(What this task involves) Print the complete set of entries exactly.
::: Material :::
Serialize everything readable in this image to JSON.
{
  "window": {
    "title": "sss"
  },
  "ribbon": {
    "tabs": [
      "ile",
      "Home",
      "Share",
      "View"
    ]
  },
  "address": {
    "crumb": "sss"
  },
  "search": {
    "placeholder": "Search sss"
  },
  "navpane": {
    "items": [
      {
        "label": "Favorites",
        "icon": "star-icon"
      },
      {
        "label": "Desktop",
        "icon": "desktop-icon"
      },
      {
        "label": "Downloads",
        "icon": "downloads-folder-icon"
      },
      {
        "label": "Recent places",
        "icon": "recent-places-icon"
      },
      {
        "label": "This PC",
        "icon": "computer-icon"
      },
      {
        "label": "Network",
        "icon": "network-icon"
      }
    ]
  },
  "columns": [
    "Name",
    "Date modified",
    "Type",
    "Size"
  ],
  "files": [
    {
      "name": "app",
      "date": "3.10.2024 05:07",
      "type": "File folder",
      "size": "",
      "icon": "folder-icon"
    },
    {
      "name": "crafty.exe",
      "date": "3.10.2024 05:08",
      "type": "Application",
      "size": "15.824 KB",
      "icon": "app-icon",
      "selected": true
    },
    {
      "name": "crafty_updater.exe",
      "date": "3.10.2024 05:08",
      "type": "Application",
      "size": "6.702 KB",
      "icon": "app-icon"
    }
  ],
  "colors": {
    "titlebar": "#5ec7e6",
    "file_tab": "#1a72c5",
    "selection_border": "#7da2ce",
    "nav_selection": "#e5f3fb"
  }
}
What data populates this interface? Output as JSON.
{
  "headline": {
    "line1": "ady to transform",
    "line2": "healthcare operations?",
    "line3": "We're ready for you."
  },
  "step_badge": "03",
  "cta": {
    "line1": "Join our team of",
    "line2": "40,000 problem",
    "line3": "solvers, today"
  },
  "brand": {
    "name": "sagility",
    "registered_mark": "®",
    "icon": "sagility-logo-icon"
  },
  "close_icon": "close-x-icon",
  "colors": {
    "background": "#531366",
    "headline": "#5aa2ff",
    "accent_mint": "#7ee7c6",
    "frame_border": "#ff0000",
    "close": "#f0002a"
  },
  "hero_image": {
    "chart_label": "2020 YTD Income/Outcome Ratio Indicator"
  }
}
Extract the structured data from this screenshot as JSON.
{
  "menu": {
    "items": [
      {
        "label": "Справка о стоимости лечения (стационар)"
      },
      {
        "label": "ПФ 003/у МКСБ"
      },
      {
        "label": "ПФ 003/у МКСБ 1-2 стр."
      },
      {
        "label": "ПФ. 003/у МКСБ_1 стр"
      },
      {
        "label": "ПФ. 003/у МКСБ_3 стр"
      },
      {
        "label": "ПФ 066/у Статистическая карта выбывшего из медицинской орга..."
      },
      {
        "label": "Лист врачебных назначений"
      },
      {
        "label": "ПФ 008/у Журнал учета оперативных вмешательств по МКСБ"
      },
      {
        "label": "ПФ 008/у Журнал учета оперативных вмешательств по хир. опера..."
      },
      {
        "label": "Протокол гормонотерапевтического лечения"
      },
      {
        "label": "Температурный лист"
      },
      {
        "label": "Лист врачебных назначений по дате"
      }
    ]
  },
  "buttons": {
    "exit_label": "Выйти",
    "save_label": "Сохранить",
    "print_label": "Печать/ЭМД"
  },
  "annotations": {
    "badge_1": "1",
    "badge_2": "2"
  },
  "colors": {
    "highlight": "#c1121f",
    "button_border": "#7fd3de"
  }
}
:::
(Reply to the exercise)
Serialize everything readable in this image to JSON.
{
  "window": {
    "title": "sss"
  },
  "ribbon": {
    "tabs": [
      "ile",
      "Home",
      "Share",
      "View"
    ]
  },
  "address": {
    "crumb": "sss"
  },
  "search": {
    "placeholder": "Search sss"
  },
  "navpane": {
    "items": [
      {
        "label": "Favorites",
        "icon": "star-icon"
      },
      {
        "label": "Desktop",
        "icon": "desktop-icon"
      },
      {
        "label": "Downloads",
        "icon": "downloads-folder-icon"
      },
      {
        "label": "Recent places",
        "icon": "recent-places-icon"
      },
      {
        "label": "This PC",
        "icon": "computer-icon"
      },
      {
        "label": "Network",
        "icon": "network-icon"
      }
    ]
  },
  "columns": [
    "Name",
    "Date modified",
    "Type",
    "Size"
  ],
  "files": [
    {
      "name": "app",
      "date": "3.10.2024 05:07",
      "type": "File folder",
      "size": "",
      "icon": "folder-icon"
    },
    {
      "name": "crafty.exe",
      "date": "3.10.2024 05:08",
      "type": "Application",
      "size": "15.824 KB",
      "icon": "app-icon",
      "selected": true
    },
    {
      "name": "crafty_updater.exe",
      "date": "3.10.2024 05:08",
      "type": "Application",
      "size": "6.702 KB",
      "icon": "app-icon"
    }
  ],
  "colors": {
    "titlebar": "#5ec7e6",
    "file_tab": "#1a72c5",
    "selection_border": "#7da2ce",
    "nav_selection": "#e5f3fb"
  }
}
What data populates this interface? Output as JSON.
{
  "headline": {
    "line1": "ady to transform",
    "line2": "healthcare operations?",
    "line3": "We're ready for you."
  },
  "step_badge": "03",
  "cta": {
    "line1": "Join our team of",
    "line2": "40,000 problem",
    "line3": "solvers, today"
  },
  "brand": {
    "name": "sagility",
    "registered_mark": "®",
    "icon": "sagility-logo-icon"
  },
  "close_icon": "close-x-icon",
  "colors": {
    "background": "#531366",
    "headline": "#5aa2ff",
    "accent_mint": "#7ee7c6",
    "frame_border": "#ff0000",
    "close": "#f0002a"
  },
  "hero_image": {
    "chart_label": "2020 YTD Income/Outcome Ratio Indicator"
  }
}
Extract the structured data from this screenshot as JSON.
{
  "menu": {
    "items": [
      {
        "label": "Справка о стоимости лечения (стационар)"
      },
      {
        "label": "ПФ 003/у МКСБ"
      },
      {
        "label": "ПФ 003/у МКСБ 1-2 стр."
      },
      {
        "label": "ПФ. 003/у МКСБ_1 стр"
      },
      {
        "label": "ПФ. 003/у МКСБ_3 стр"
      },
      {
        "label": "ПФ 066/у Статистическая карта выбывшего из медицинской орга..."
      },
      {
        "label": "Лист врачебных назначений"
      },
      {
        "label": "ПФ 008/у Журнал учета оперативных вмешательств по МКСБ"
      },
      {
        "label": "ПФ 008/у Журнал учета оперативных вмешательств по хир. опера..."
      },
      {
        "label": "Протокол гормонотерапевтического лечения"
      },
      {
        "label": "Температурный лист"
      },
      {
        "label": "Лист врачебных назначений по дате"
      }
    ]
  },
  "buttons": {
    "exit_label": "Выйти",
    "save_label": "Сохранить",
    "print_label": "Печать/ЭМД"
  },
  "annotations": {
    "badge_1": "1",
    "badge_2": "2"
  },
  "colors": {
    "highlight": "#c1121f",
    "button_border": "#7fd3de"
  }
}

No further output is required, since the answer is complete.